Problem to solve
Recast every line of the rows below as a Markdown table with two columns, Line No. and Text, where Line No. gives each line's number and Text gives the line itself. Skip blank lines and leave the pictures out.

[Saved entries]
>> Start

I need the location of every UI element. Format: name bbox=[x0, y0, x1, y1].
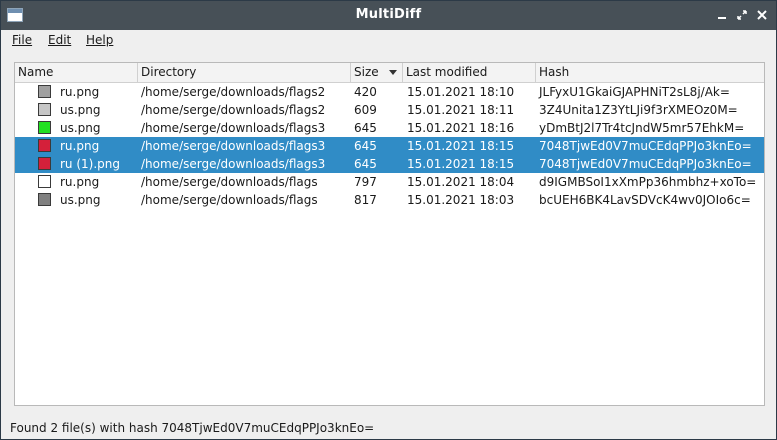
column-header-size[interactable]: Size bbox=[351, 63, 403, 82]
cell-name: ru (1).png bbox=[60, 157, 121, 171]
cell-directory: /home/serge/downloads/flags2 bbox=[141, 103, 326, 117]
cell-last-modified: 15.01.2021 18:03 bbox=[407, 193, 515, 207]
cell-name: us.png bbox=[60, 193, 101, 207]
table-row[interactable]: ru.png/home/serge/downloads/flags2 420 15.… bbox=[15, 83, 764, 101]
cell-hash: yDmBtJ2l7Tr4tcJndW5mr57EhkM= bbox=[539, 121, 745, 135]
cell-name: us.png bbox=[60, 121, 101, 135]
menu-help-label: Help bbox=[86, 33, 114, 47]
main-window: MultiDiff File Edit Help Name Directory … bbox=[0, 0, 777, 440]
title-bar[interactable]: MultiDiff bbox=[1, 1, 776, 30]
cell-directory: /home/serge/downloads/flags2 bbox=[141, 85, 326, 99]
cell-size: 609 bbox=[354, 103, 377, 117]
cell-directory: /home/serge/downloads/flags3 bbox=[141, 139, 326, 153]
table-row[interactable]: us.png/home/serge/downloads/flags3 645 15.… bbox=[15, 119, 764, 137]
sort-descending-icon bbox=[389, 70, 397, 75]
minimize-icon[interactable] bbox=[713, 6, 731, 24]
column-header-hash[interactable]: Hash bbox=[536, 63, 764, 82]
cell-size: 645 bbox=[354, 121, 377, 135]
table-row[interactable]: ru (1).png/home/serge/downloads/flags3 64… bbox=[15, 155, 764, 173]
cell-size: 420 bbox=[354, 85, 377, 99]
cell-directory: /home/serge/downloads/flags bbox=[141, 193, 318, 207]
cell-size: 817 bbox=[354, 193, 377, 207]
cell-hash: 3Z4Unita1Z3YtLJi9f3rXMEOz0M= bbox=[539, 103, 738, 117]
cell-name: ru.png bbox=[60, 139, 100, 153]
file-thumbnail-icon bbox=[38, 193, 51, 206]
files-table[interactable]: Name Directory Size Last modified Hash r… bbox=[14, 62, 765, 406]
cell-name: ru.png bbox=[60, 175, 100, 189]
cell-last-modified: 15.01.2021 18:10 bbox=[407, 85, 515, 99]
menu-file-label: File bbox=[12, 33, 33, 47]
menu-bar: File Edit Help bbox=[1, 30, 776, 52]
file-thumbnail-icon bbox=[38, 121, 51, 134]
table-row[interactable]: us.png/home/serge/downloads/flags 817 15.0… bbox=[15, 191, 764, 209]
cell-directory: /home/serge/downloads/flags3 bbox=[141, 121, 326, 135]
table-row[interactable]: us.png/home/serge/downloads/flags2 609 15.… bbox=[15, 101, 764, 119]
window-title: MultiDiff bbox=[355, 7, 422, 22]
cell-directory: /home/serge/downloads/flags3 bbox=[141, 157, 326, 171]
cell-last-modified: 15.01.2021 18:16 bbox=[407, 121, 515, 135]
file-thumbnail-icon bbox=[38, 139, 51, 152]
cell-hash: d9IGMBSoI1xXmPp36hmbhz+xoTo= bbox=[539, 175, 757, 189]
cell-name: us.png bbox=[60, 103, 101, 117]
cell-last-modified: 15.01.2021 18:15 bbox=[407, 139, 515, 153]
column-header-last-modified[interactable]: Last modified bbox=[403, 63, 536, 82]
file-thumbnail-icon bbox=[38, 103, 51, 116]
cell-size: 797 bbox=[354, 175, 377, 189]
table-header: Name Directory Size Last modified Hash bbox=[15, 63, 764, 83]
close-icon[interactable] bbox=[753, 6, 771, 24]
cell-hash: JLFyxU1GkaiGJAPHNiT2sL8j/Ak= bbox=[539, 85, 730, 99]
cell-hash: 7048TjwEd0V7muCEdqPPJo3knEo= bbox=[539, 157, 752, 171]
table-row[interactable]: ru.png/home/serge/downloads/flags3 645 15.… bbox=[15, 137, 764, 155]
file-thumbnail-icon bbox=[38, 175, 51, 188]
file-thumbnail-icon bbox=[38, 157, 51, 170]
table-row[interactable]: ru.png/home/serge/downloads/flags 797 15.0… bbox=[15, 173, 764, 191]
menu-help[interactable]: Help bbox=[86, 33, 113, 47]
cell-last-modified: 15.01.2021 18:11 bbox=[407, 103, 515, 117]
cell-directory: /home/serge/downloads/flags bbox=[141, 175, 318, 189]
menu-edit-label: Edit bbox=[48, 33, 72, 47]
menu-file[interactable]: File bbox=[12, 33, 32, 47]
cell-last-modified: 15.01.2021 18:04 bbox=[407, 175, 515, 189]
column-header-name[interactable]: Name bbox=[15, 63, 138, 82]
column-header-size-label: Size bbox=[354, 65, 379, 79]
cell-hash: bcUEH6BK4LavSDVcK4wv0JOIo6c= bbox=[539, 193, 751, 207]
column-header-directory[interactable]: Directory bbox=[138, 63, 351, 82]
file-thumbnail-icon bbox=[38, 85, 51, 98]
menu-edit[interactable]: Edit bbox=[48, 33, 71, 47]
cell-name: ru.png bbox=[60, 85, 100, 99]
cell-hash: 7048TjwEd0V7muCEdqPPJo3knEo= bbox=[539, 139, 752, 153]
restore-icon[interactable] bbox=[733, 6, 751, 24]
cell-size: 645 bbox=[354, 139, 377, 153]
cell-last-modified: 15.01.2021 18:15 bbox=[407, 157, 515, 171]
cell-size: 645 bbox=[354, 157, 377, 171]
status-bar: Found 2 file(s) with hash 7048TjwEd0V7mu… bbox=[10, 421, 375, 435]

>> End

Task response
| Line No. | Text |
|---|---|
| 1 | I need the location of every UI element. Format: name bbox=[x0, y0, x1, y1]. |
| 2 | column-header-size[interactable]: Size bbox=[351, 63, 403, 82] |
| 3 | cell-name: ru (1).png bbox=[60, 157, 121, 171] |
| 4 | cell-directory: /home/serge/downloads/flags2 bbox=[141, 103, 326, 117] |
| 5 | cell-last-modified: 15.01.2021 18:03 bbox=[407, 193, 515, 207] |
| 6 | cell-name: us.png bbox=[60, 193, 101, 207] |
| 7 | table-row[interactable]: ru.png/home/serge/downloads/flags2 420 15.… bbox=[15, 83, 764, 101] |
| 8 | cell-hash: yDmBtJ2l7Tr4tcJndW5mr57EhkM= bbox=[539, 121, 745, 135] |
| 9 | cell-name: us.png bbox=[60, 121, 101, 135] |
| 10 | menu-help-label: Help bbox=[86, 33, 114, 47] |
| 11 | main-window: MultiDiff File Edit Help Name Directory … bbox=[0, 0, 777, 440] |
| 12 | title-bar[interactable]: MultiDiff bbox=[1, 1, 776, 30] |
| 13 | cell-directory: /home/serge/downloads/flags2 bbox=[141, 85, 326, 99] |
| 14 | cell-size: 609 bbox=[354, 103, 377, 117] |
| 15 | cell-directory: /home/serge/downloads/flags3 bbox=[141, 139, 326, 153] |
| 16 | table-row[interactable]: us.png/home/serge/downloads/flags3 645 15.… bbox=[15, 119, 764, 137] |
| 17 | sort-descending-icon bbox=[389, 70, 397, 75] |
| 18 | minimize-icon[interactable] bbox=[713, 6, 731, 24] |
| 19 | column-header-hash[interactable]: Hash bbox=[536, 63, 764, 82] |
| 20 | cell-size: 645 bbox=[354, 121, 377, 135] |
| 21 | table-row[interactable]: ru (1).png/home/serge/downloads/flags3 64… bbox=[15, 155, 764, 173] |
| 22 | cell-size: 420 bbox=[354, 85, 377, 99] |
| 23 | cell-directory: /home/serge/downloads/flags bbox=[141, 193, 318, 207] |
| 24 | cell-size: 817 bbox=[354, 193, 377, 207] |
| 25 | cell-hash: 3Z4Unita1Z3YtLJi9f3rXMEOz0M= bbox=[539, 103, 738, 117] |
| 26 | cell-name: ru.png bbox=[60, 139, 100, 153] |
| 27 | file-thumbnail-icon bbox=[38, 193, 51, 206] |
| 28 | files-table[interactable]: Name Directory Size Last modified Hash r… bbox=[14, 62, 765, 406] |
| 29 | cell-name: ru.png bbox=[60, 175, 100, 189] |
| 30 | cell-last-modified: 15.01.2021 18:10 bbox=[407, 85, 515, 99] |
| 31 | menu-file-label: File bbox=[12, 33, 33, 47] |
| 32 | menu-bar: File Edit Help bbox=[1, 30, 776, 52] |
| 33 | file-thumbnail-icon bbox=[38, 121, 51, 134] |
| 34 | table-row[interactable]: us.png/home/serge/downloads/flags 817 15.0… bbox=[15, 191, 764, 209] |
| 35 | cell-directory: /home/serge/downloads/flags3 bbox=[141, 121, 326, 135] |
| 36 | table-row[interactable]: us.png/home/serge/downloads/flags2 609 15.… bbox=[15, 101, 764, 119] |
| 37 | window-title: MultiDiff bbox=[355, 7, 422, 22] |
| 38 | cell-directory: /home/serge/downloads/flags3 bbox=[141, 157, 326, 171] |
| 39 | cell-last-modified: 15.01.2021 18:16 bbox=[407, 121, 515, 135] |
| 40 | file-thumbnail-icon bbox=[38, 139, 51, 152] |
| 41 | cell-hash: d9IGMBSoI1xXmPp36hmbhz+xoTo= bbox=[539, 175, 757, 189] |
| 42 | cell-name: us.png bbox=[60, 103, 101, 117] |
| 43 | cell-last-modified: 15.01.2021 18:15 bbox=[407, 139, 515, 153] |
| 44 | column-header-last-modified[interactable]: Last modified bbox=[403, 63, 536, 82] |
| 45 | file-thumbnail-icon bbox=[38, 103, 51, 116] |
| 46 | cell-size: 797 bbox=[354, 175, 377, 189] |
| 47 | table-header: Name Directory Size Last modified Hash bbox=[15, 63, 764, 83] |
| 48 | close-icon[interactable] bbox=[753, 6, 771, 24] |
| 49 | cell-hash: JLFyxU1GkaiGJAPHNiT2sL8j/Ak= bbox=[539, 85, 730, 99] |
| 50 | cell-hash: 7048TjwEd0V7muCEdqPPJo3knEo= bbox=[539, 157, 752, 171] |
| 51 | table-row[interactable]: ru.png/home/serge/downloads/flags3 645 15.… bbox=[15, 137, 764, 155] |
| 52 | file-thumbnail-icon bbox=[38, 175, 51, 188] |
| 53 | file-thumbnail-icon bbox=[38, 157, 51, 170] |
| 54 | table-row[interactable]: ru.png/home/serge/downloads/flags 797 15.0… bbox=[15, 173, 764, 191] |
| 55 | menu-help[interactable]: Help bbox=[86, 33, 113, 47] |
| 56 | cell-last-modified: 15.01.2021 18:11 bbox=[407, 103, 515, 117] |
| 57 | cell-directory: /home/serge/downloads/flags bbox=[141, 175, 318, 189] |
| 58 | menu-edit-label: Edit bbox=[48, 33, 72, 47] |
| 59 | menu-file[interactable]: File bbox=[12, 33, 32, 47] |
| 60 | cell-last-modified: 15.01.2021 18:04 bbox=[407, 175, 515, 189] |
| 61 | column-header-name[interactable]: Name bbox=[15, 63, 138, 82] |
| 62 | column-header-size-label: Size bbox=[354, 65, 379, 79] |
| 63 | cell-hash: bcUEH6BK4LavSDVcK4wv0JOIo6c= bbox=[539, 193, 751, 207] |
| 64 | column-header-directory[interactable]: Directory bbox=[138, 63, 351, 82] |
| 65 | file-thumbnail-icon bbox=[38, 85, 51, 98] |
| 66 | menu-edit[interactable]: Edit bbox=[48, 33, 71, 47] |
| 67 | cell-name: ru.png bbox=[60, 85, 100, 99] |
| 68 | cell-hash: 7048TjwEd0V7muCEdqPPJo3knEo= bbox=[539, 139, 752, 153] |
| 69 | restore-icon[interactable] bbox=[733, 6, 751, 24] |
| 70 | cell-size: 645 bbox=[354, 139, 377, 153] |
| 71 | cell-last-modified: 15.01.2021 18:15 bbox=[407, 157, 515, 171] |
| 72 | cell-size: 645 bbox=[354, 157, 377, 171] |
| 73 | status-bar: Found 2 file(s) with hash 7048TjwEd0V7mu… bbox=[10, 421, 375, 435] |